[Dataset excerpts]
────

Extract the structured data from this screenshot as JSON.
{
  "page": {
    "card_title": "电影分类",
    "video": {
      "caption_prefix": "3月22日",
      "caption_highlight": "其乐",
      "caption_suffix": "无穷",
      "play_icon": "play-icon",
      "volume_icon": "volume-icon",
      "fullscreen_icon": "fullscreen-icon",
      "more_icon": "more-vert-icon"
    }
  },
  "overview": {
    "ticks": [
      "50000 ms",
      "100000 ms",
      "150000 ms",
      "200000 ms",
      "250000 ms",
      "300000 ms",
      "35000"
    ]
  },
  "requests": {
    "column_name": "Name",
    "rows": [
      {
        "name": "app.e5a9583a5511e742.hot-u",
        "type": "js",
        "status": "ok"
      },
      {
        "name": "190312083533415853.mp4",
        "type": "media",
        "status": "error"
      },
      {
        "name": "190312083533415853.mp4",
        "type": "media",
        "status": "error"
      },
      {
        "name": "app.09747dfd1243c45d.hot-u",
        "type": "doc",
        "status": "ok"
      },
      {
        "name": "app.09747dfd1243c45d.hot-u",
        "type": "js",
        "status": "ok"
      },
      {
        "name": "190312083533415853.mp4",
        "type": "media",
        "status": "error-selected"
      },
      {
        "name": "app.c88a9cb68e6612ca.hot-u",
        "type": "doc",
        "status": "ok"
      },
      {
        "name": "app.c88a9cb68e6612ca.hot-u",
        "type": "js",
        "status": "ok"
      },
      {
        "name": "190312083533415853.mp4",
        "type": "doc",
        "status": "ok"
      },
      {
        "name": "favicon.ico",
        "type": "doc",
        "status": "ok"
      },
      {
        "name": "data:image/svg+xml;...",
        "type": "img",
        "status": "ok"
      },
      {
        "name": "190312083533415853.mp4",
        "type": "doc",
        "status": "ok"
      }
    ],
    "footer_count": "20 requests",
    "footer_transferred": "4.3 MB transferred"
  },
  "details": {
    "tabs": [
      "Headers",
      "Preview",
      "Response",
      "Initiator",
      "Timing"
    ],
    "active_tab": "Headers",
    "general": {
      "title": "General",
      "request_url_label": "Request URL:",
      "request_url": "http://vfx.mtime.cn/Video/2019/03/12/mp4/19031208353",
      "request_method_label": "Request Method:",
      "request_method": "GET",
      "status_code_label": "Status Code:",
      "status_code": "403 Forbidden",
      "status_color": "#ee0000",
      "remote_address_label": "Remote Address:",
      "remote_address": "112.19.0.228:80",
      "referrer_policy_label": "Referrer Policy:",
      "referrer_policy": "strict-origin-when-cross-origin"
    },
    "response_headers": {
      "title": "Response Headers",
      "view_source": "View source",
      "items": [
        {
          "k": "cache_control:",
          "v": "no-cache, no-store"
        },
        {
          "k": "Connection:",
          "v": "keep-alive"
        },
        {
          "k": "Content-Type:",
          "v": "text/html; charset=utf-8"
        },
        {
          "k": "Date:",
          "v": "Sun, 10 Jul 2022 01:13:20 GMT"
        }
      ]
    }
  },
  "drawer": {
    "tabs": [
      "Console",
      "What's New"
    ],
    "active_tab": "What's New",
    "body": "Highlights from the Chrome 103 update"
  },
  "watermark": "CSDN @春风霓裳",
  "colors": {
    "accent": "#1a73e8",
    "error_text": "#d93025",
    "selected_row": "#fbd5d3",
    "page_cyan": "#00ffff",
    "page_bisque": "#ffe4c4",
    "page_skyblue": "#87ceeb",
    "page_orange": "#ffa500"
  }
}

────

**What the task asks**.
Every record should be repeated exactly; please leave none out.

**Response**.
Extract the structured data from this screenshot as JSON.
{
  "page": {
    "card_title": "电影分类",
    "video": {
      "caption_prefix": "3月22日",
      "caption_highlight": "其乐",
      "caption_suffix": "无穷",
      "play_icon": "play-icon",
      "volume_icon": "volume-icon",
      "fullscreen_icon": "fullscreen-icon",
      "more_icon": "more-vert-icon"
    }
  },
  "overview": {
    "ticks": [
      "50000 ms",
      "100000 ms",
      "150000 ms",
      "200000 ms",
      "250000 ms",
      "300000 ms",
      "35000"
    ]
  },
  "requests": {
    "column_name": "Name",
    "rows": [
      {
        "name": "app.e5a9583a5511e742.hot-u",
        "type": "js",
        "status": "ok"
      },
      {
        "name": "190312083533415853.mp4",
        "type": "media",
        "status": "error"
      },
      {
        "name": "190312083533415853.mp4",
        "type": "media",
        "status": "error"
      },
      {
        "name": "app.09747dfd1243c45d.hot-u",
        "type": "doc",
        "status": "ok"
      },
      {
        "name": "app.09747dfd1243c45d.hot-u",
        "type": "js",
        "status": "ok"
      },
      {
        "name": "190312083533415853.mp4",
        "type": "media",
        "status": "error-selected"
      },
      {
        "name": "app.c88a9cb68e6612ca.hot-u",
        "type": "doc",
        "status": "ok"
      },
      {
        "name": "app.c88a9cb68e6612ca.hot-u",
        "type": "js",
        "status": "ok"
      },
      {
        "name": "190312083533415853.mp4",
        "type": "doc",
        "status": "ok"
      },
      {
        "name": "favicon.ico",
        "type": "doc",
        "status": "ok"
      },
      {
        "name": "data:image/svg+xml;...",
        "type": "img",
        "status": "ok"
      },
      {
        "name": "190312083533415853.mp4",
        "type": "doc",
        "status": "ok"
      }
    ],
    "footer_count": "20 requests",
    "footer_transferred": "4.3 MB transferred"
  },
  "details": {
    "tabs": [
      "Headers",
      "Preview",
      "Response",
      "Initiator",
      "Timing"
    ],
    "active_tab": "Headers",
    "general": {
      "title": "General",
      "request_url_label": "Request URL:",
      "request_url": "http://vfx.mtime.cn/Video/2019/03/12/mp4/19031208353",
      "request_method_label": "Request Method:",
      "request_method": "GET",
      "status_code_label": "Status Code:",
      "status_code": "403 Forbidden",
      "status_color": "#ee0000",
      "remote_address_label": "Remote Address:",
      "remote_address": "112.19.0.228:80",
      "referrer_policy_label": "Referrer Policy:",
      "referrer_policy": "strict-origin-when-cross-origin"
    },
    "response_headers": {
      "title": "Response Headers",
      "view_source": "View source",
      "items": [
        {
          "k": "cache_control:",
          "v": "no-cache, no-store"
        },
        {
          "k": "Connection:",
          "v": "keep-alive"
        },
        {
          "k": "Content-Type:",
          "v": "text/html; charset=utf-8"
        },
        {
          "k": "Date:",
          "v": "Sun, 10 Jul 2022 01:13:20 GMT"
        }
      ]
    }
  },
  "drawer": {
    "tabs": [
      "Console",
      "What's New"
    ],
    "active_tab": "What's New",
    "body": "Highlights from the Chrome 103 update"
  },
  "watermark": "CSDN @春风霓裳",
  "colors": {
    "accent": "#1a73e8",
    "error_text": "#d93025",
    "selected_row": "#fbd5d3",
    "page_cyan": "#00ffff",
    "page_bisque": "#ffe4c4",
    "page_skyblue": "#87ceeb",
    "page_orange": "#ffa500"
  }
}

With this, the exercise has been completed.